*THE PROBLEM*
Using the records provided below, locate and copy each line that contains the word "ежемесячное".

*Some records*
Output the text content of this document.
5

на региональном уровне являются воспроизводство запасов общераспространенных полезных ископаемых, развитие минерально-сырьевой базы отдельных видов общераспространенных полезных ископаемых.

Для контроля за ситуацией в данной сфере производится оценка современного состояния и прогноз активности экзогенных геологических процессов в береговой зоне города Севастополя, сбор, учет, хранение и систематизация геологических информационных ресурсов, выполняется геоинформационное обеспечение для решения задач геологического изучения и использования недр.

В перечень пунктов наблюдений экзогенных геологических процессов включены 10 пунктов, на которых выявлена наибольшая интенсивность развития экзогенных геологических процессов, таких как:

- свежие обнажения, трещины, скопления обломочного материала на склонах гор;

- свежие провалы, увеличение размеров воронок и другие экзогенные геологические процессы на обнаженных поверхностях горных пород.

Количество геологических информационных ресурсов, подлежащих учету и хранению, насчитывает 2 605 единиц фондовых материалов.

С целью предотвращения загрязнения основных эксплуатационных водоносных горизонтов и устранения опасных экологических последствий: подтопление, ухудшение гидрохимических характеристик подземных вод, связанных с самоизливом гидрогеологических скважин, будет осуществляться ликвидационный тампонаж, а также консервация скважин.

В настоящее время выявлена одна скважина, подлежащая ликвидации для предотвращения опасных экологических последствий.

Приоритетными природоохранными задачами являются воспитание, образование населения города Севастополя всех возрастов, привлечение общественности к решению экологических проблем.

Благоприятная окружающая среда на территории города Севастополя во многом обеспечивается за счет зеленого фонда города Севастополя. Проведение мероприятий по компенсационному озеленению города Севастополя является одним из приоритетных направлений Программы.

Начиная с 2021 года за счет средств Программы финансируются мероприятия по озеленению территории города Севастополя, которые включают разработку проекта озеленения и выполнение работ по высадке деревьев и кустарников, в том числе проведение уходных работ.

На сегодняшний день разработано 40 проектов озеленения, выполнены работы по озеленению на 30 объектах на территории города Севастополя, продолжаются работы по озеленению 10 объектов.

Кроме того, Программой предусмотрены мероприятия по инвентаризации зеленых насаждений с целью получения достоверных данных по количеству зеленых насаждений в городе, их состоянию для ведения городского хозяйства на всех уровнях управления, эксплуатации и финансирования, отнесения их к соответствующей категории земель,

--

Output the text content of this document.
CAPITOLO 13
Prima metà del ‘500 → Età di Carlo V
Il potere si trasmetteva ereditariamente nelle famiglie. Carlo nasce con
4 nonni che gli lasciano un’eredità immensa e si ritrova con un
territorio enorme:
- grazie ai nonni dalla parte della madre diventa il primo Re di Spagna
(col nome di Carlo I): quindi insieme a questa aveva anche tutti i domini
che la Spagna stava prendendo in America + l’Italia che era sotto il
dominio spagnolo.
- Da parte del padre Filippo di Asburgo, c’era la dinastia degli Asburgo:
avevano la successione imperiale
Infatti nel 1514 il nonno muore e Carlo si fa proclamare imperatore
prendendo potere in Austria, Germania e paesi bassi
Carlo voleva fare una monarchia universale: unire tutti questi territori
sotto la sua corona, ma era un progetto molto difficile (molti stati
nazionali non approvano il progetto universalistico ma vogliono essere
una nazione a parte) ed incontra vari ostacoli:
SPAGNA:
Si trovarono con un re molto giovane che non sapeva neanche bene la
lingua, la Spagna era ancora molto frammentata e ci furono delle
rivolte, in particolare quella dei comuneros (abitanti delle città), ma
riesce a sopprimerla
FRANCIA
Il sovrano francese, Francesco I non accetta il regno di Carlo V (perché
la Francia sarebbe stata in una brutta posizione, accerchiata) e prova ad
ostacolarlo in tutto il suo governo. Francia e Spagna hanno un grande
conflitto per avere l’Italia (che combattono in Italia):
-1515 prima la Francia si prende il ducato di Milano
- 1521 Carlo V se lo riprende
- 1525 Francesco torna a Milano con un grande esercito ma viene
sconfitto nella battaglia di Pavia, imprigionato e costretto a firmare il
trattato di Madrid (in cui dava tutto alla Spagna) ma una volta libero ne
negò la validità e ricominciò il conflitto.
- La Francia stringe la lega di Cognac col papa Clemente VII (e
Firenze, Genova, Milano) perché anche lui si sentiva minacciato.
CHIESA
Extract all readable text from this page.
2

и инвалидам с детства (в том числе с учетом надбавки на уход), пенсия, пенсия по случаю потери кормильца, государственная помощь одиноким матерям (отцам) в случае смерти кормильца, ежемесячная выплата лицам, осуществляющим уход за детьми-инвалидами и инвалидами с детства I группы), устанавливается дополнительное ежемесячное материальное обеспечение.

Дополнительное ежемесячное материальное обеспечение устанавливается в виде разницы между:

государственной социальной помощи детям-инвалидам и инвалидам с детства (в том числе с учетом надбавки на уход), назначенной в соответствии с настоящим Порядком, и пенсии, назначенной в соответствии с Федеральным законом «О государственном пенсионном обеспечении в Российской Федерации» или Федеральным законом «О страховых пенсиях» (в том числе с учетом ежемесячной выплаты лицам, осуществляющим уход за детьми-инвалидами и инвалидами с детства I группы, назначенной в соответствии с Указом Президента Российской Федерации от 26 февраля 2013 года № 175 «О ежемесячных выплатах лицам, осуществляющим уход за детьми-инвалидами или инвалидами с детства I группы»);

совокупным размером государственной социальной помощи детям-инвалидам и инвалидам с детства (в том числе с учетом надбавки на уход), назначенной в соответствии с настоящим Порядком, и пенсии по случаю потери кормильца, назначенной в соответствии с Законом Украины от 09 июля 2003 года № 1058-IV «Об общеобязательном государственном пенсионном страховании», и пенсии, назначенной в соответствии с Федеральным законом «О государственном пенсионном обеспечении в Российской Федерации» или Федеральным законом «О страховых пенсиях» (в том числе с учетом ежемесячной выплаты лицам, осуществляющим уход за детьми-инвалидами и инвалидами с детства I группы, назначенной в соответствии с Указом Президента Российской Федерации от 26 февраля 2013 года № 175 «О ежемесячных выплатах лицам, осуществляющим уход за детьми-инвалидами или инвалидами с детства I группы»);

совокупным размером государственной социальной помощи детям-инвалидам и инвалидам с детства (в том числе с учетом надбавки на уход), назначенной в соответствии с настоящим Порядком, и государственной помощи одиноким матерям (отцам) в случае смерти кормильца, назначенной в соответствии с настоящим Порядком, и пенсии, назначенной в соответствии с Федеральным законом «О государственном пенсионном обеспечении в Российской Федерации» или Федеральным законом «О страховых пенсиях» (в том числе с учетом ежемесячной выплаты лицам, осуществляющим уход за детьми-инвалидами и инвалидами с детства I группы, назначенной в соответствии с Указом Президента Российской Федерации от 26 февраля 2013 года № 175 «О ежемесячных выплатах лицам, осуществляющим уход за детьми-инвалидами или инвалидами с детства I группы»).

*RESULT OF THE TASK*
и инвалидам с детства (в том числе с учетом надбавки на уход), пенсия, пенсия по случаю потери кормильца, государственная помощь одиноким матерям (отцам) в случае смерти кормильца, ежемесячная выплата лицам, осуществляющим уход за детьми-инвалидами и инвалидами с детства I группы), устанавливается дополнительное ежемесячное материальное обеспечение.
Дополнительное ежемесячное материальное обеспечение устанавливается в виде разницы между:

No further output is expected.